PASSAGE FOR REVIEW below:

R is a programming language and software environment specifically designed for statistical computing, data analysis, and graphical representation. It is widely used in academia, research, and industry for data science and machine learning.


Key Features

  • Statistical Computing: Extensive support for statistical techniques like regression, clustering, and hypothesis testing.
  • Data Visualization: Built-in and extensible tools for generating charts, graphs, and plots.
  • Comprehensive Package Ecosystem: CRAN (Comprehensive R Archive Network) offers thousands of packages for various applications.
  • Cross-Platform: Runs on Windows, macOS, and Linux.
  • Open Source: Freely available with an active community.

Core Concepts

Data Types

  • Basic Types:
    • numeric (e.g., 3.14)
    • integer (e.g., 5L)
    • character (e.g., "R")
    • logical (e.g., TRUE, FALSE)
  • Compound Types:
    • vector
    • list
    • matrix
    • data.frame
    • factor

Variables

  • Variables are dynamically typed and can be assigned using <-, =, or ->:
    x <- 10
    y = "R Programming"
    20 -> z

Data Structures

Vectors

  • Homogeneous collection of elements:
    v <- c(1, 2, 3, 4, 5)

Lists

  • Heterogeneous collection of elements:
    my_list <- list(name = "Alice", age = 25, scores = c(85, 90, 88))

Matrices

  • Two-dimensional data structure with rows and columns:
    m <- matrix(1:6, nrow = 2, ncol = 3)

Data Frames

  • Tabular data structure where columns can have different types:
    df <- data.frame(name = c("Alice", "Bob"), age = c(25, 30))

Factors

  • Used for categorical data:
    grades <- factor(c("A", "B", "A", "C"))

Functions

  • User-defined functions:
    add <- function(a, b) {
        return(a + b)
    }
    result <- add(3, 5)

Control Structures

Conditionals

if (x > 0) {
    print("Positive")
} else if (x == 0) {
    print("Zero")
} else {
    print("Negative")
}

Loops

  • For Loop:
    for (i in 1:5) {
        print(i)
    }
  • While Loop:
    while (x < 10) {
        x <- x + 1
    }

Data Manipulation

Subsetting

  • Vectors:
    v[2]  # Access second element
  • Data Frames:
    df$name  # Access "name" column
    df[1, ]  # Access first row

Apply Functions

  • apply: Apply a function to rows or columns of a matrix.
  • lapply and sapply: Apply functions to elements of a list or vector.
  • Example:
    sapply(1:5, function(x) x^2)

Statistical Analysis

  • Summary Statistics:
    mean(v)
    sd(v)
    summary(df)
  • Regression Analysis:
    model <- lm(y ~ x, data = df)
    summary(model)

Graphics and Visualization

Base Graphics

  • Basic plotting:
    plot(x, y, type = "p", main = "Scatter Plot")

ggplot2

  • Advanced visualization using ggplot2:
    library(ggplot2)
    ggplot(data = df, aes(x = name, y = age)) +
        geom_bar(stat = "identity")

Packages

  • Install a package:
    install.packages("ggplot2")
  • Load a package:
    library(ggplot2)
  • Explore available packages on CRAN: https://cran.r-project.org/

Best Practices

  • Use meaningful variable names.
  • Leverage vectorized operations for performance.
  • Use set.seed() for reproducibility in random processes.
  • Modularize code with functions for clarity and reusability.

Resources

R is a powerful tool for statistical computing and data visualization, making it indispensable for data analysts, statisticians, and data scientists.

End of PASSAGE FOR REVIEW.

EXERCISE SET →
a) Which operating systems does the R overview say R runs on?
b) Retype the part of the R overview that begins at the words "R is a programming" and stops after "macOS, and Linux.".

GIVEN DATA below:

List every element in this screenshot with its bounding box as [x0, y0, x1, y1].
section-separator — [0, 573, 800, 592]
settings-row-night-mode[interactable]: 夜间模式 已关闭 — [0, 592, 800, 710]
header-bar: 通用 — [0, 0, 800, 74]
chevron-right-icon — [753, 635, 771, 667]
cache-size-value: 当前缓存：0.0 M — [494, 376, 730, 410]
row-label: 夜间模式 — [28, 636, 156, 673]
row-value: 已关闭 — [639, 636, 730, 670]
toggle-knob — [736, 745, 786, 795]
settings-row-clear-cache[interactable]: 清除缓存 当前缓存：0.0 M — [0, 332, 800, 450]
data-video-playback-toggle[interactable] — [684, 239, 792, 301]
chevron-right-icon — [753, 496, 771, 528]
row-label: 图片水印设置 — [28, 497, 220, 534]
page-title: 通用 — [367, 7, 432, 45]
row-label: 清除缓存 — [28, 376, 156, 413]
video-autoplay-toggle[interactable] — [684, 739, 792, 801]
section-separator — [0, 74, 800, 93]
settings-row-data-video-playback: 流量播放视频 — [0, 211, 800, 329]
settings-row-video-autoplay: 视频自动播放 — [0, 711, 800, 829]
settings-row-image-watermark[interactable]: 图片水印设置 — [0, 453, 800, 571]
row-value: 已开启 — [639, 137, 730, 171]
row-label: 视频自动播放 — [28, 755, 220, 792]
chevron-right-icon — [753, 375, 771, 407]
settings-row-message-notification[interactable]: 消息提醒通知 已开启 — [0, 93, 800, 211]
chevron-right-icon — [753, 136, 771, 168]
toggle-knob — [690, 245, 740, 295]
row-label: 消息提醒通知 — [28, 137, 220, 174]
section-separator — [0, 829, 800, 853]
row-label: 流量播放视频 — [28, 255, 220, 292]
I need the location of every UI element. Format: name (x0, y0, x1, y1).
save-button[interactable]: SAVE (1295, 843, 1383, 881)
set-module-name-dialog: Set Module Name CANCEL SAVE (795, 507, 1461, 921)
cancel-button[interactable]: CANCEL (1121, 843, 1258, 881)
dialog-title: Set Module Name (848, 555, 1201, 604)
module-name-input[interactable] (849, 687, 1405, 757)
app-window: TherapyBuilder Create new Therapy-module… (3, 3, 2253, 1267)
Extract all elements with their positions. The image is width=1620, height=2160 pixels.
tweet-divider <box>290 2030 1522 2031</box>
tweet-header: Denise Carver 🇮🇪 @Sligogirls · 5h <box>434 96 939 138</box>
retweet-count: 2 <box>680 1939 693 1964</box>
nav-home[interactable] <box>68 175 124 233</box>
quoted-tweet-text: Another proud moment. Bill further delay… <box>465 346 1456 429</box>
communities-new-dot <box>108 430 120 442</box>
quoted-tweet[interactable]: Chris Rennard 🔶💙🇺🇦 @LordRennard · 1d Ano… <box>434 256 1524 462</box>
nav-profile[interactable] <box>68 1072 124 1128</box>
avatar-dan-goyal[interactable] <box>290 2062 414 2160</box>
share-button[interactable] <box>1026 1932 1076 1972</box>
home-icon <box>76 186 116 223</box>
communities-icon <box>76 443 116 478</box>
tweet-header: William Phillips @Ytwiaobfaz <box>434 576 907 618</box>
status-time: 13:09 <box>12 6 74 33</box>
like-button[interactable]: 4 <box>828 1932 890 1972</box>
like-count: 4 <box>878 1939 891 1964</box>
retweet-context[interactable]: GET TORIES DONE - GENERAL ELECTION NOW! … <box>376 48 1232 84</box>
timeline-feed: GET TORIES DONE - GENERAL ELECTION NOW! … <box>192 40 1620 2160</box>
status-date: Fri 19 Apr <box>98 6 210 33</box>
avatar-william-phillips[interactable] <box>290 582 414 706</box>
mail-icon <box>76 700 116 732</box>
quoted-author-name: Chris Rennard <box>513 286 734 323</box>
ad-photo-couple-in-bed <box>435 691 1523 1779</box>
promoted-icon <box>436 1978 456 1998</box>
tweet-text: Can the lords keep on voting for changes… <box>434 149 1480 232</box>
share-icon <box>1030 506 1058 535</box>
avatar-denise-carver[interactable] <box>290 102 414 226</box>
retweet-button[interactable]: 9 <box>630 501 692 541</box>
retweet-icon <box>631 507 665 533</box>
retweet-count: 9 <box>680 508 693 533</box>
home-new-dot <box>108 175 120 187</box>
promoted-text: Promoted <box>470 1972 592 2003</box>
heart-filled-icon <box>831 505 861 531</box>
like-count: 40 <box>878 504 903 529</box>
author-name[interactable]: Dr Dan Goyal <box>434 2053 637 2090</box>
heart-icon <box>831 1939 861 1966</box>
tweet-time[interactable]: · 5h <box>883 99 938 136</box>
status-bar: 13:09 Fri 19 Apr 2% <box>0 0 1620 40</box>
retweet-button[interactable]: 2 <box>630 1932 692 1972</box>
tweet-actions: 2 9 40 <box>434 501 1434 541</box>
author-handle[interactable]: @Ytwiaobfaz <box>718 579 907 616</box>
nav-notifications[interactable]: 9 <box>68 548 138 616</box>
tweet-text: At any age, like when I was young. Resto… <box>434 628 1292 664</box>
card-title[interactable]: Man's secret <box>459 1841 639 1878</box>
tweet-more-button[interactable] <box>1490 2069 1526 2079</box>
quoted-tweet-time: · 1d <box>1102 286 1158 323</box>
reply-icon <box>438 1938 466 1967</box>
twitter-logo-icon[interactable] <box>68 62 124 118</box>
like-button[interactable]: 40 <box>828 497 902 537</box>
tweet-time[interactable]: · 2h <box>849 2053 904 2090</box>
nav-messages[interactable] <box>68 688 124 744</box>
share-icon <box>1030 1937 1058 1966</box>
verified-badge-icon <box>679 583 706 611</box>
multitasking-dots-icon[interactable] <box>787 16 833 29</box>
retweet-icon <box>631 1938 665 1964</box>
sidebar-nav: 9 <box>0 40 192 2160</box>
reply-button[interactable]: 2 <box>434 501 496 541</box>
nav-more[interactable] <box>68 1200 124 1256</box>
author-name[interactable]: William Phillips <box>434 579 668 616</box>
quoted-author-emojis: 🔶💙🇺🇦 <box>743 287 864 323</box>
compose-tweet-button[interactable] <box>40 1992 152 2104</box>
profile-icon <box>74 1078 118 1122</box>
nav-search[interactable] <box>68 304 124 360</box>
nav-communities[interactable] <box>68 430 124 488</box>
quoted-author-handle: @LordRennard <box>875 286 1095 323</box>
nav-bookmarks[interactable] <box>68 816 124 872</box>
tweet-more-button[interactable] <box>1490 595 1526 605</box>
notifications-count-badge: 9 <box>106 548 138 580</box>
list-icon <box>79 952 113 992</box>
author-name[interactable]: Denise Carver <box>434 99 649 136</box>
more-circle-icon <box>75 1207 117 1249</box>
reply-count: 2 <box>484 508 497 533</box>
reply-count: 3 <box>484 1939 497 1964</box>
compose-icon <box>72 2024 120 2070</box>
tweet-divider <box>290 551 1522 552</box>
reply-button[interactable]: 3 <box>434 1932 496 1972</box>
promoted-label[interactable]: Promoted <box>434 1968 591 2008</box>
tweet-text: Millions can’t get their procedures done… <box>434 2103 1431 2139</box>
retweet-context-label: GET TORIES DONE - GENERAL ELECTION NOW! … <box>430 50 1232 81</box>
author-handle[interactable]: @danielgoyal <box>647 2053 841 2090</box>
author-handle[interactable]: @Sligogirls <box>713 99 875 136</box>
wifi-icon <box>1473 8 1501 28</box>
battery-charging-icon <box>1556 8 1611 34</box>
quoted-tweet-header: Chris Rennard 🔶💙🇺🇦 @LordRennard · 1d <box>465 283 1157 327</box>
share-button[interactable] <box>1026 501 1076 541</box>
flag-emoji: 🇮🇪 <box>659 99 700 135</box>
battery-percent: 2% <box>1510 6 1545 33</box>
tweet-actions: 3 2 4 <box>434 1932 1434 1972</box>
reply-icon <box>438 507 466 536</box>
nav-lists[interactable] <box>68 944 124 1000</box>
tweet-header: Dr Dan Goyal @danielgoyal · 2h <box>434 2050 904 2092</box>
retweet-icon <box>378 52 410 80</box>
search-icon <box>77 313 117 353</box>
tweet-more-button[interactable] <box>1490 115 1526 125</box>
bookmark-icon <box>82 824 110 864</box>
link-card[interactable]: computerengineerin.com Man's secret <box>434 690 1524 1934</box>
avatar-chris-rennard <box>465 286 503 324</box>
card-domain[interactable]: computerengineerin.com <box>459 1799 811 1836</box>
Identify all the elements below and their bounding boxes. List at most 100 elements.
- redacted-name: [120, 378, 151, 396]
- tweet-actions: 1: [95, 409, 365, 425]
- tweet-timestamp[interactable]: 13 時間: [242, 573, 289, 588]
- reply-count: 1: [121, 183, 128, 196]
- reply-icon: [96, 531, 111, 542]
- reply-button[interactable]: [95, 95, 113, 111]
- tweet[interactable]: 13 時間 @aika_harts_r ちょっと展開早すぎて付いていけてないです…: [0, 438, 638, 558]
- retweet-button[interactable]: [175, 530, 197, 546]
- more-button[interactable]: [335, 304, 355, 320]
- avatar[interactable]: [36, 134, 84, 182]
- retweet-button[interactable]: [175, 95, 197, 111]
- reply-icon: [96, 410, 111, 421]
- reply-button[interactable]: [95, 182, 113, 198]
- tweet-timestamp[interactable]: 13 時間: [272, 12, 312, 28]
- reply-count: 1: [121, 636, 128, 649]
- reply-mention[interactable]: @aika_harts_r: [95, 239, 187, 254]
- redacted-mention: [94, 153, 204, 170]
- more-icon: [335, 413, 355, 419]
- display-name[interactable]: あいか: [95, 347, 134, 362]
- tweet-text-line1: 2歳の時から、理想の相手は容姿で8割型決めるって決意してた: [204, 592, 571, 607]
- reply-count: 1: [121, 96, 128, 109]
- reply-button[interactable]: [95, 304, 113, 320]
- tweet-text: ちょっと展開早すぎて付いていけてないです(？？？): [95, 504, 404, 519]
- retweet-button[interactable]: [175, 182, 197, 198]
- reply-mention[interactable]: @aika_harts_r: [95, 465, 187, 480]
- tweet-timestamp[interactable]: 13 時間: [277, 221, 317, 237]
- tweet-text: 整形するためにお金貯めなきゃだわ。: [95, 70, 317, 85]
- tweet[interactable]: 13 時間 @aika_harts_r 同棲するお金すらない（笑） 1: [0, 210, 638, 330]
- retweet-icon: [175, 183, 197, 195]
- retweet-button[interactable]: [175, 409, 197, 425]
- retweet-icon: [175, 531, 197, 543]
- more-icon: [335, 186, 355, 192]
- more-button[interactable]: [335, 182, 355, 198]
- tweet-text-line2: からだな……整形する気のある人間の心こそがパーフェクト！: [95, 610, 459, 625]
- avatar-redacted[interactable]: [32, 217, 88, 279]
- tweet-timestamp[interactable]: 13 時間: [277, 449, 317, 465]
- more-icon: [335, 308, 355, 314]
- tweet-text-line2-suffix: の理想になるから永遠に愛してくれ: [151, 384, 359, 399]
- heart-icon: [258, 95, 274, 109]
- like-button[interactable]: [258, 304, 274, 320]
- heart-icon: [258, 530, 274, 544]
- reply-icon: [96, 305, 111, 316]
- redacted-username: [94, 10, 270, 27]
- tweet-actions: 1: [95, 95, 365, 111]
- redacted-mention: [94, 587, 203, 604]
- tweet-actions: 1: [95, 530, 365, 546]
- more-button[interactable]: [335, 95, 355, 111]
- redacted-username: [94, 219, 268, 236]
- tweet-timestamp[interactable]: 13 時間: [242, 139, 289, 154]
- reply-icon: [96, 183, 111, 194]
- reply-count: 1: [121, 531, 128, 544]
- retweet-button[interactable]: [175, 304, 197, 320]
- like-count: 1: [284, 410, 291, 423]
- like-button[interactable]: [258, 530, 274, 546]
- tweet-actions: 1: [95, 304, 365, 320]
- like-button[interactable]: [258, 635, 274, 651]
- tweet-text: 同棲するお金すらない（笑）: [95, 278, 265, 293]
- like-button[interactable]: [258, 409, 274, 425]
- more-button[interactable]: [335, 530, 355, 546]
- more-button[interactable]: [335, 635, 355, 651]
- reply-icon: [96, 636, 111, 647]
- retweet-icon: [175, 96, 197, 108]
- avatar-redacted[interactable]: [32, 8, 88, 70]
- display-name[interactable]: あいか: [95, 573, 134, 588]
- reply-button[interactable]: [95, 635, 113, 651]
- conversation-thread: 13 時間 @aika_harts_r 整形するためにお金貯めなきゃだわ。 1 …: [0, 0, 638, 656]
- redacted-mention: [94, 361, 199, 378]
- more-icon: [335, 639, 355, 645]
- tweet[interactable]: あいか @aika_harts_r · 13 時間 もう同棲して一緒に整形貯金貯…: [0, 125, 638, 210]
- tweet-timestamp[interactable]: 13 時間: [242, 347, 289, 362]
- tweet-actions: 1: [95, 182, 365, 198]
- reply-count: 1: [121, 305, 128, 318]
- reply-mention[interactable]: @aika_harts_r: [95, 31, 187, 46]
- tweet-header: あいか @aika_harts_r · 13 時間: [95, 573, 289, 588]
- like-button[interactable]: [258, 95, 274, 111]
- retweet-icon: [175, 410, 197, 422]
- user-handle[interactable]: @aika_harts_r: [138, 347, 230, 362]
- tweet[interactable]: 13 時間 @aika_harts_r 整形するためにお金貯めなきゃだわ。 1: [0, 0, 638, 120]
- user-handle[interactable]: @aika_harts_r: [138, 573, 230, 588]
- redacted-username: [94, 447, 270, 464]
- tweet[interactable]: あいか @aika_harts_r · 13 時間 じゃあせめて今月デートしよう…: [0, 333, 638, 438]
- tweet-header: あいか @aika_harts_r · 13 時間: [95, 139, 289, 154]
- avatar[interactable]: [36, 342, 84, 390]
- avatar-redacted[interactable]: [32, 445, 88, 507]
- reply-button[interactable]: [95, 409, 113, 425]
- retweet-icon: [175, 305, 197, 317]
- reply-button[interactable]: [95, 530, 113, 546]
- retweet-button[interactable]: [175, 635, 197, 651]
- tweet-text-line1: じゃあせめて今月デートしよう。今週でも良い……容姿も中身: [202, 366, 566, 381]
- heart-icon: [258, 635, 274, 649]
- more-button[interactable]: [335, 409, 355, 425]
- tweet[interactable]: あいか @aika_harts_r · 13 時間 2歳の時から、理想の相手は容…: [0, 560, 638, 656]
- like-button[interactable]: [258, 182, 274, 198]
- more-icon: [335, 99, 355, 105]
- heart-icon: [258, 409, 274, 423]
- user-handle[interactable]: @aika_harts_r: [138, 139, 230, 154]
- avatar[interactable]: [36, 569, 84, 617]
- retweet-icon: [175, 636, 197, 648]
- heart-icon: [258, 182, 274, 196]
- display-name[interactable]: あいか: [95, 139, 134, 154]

End of GIVEN DATA.

RESULTS OF THE EXERCISE →
a) Windows, macOS, and Linux.

b)
R is a programming language and software environment specifically designed for statistical computing, data analysis, and graphical representation. It is widely used in academia, research, and industry for data science and machine learning.


Key Features

  • Statistical Computing: Extensive support for statistical techniques like regression, clustering, and hypothesis testing.
  • Data Visualization: Built-in and extensible tools for generating charts, graphs, and plots.
  • Comprehensive Package Ecosystem: CRAN (Comprehensive R Archive Network) offers thousands of packages for various applications.
  • Cross-Platform: Runs on Windows, macOS, and Linux.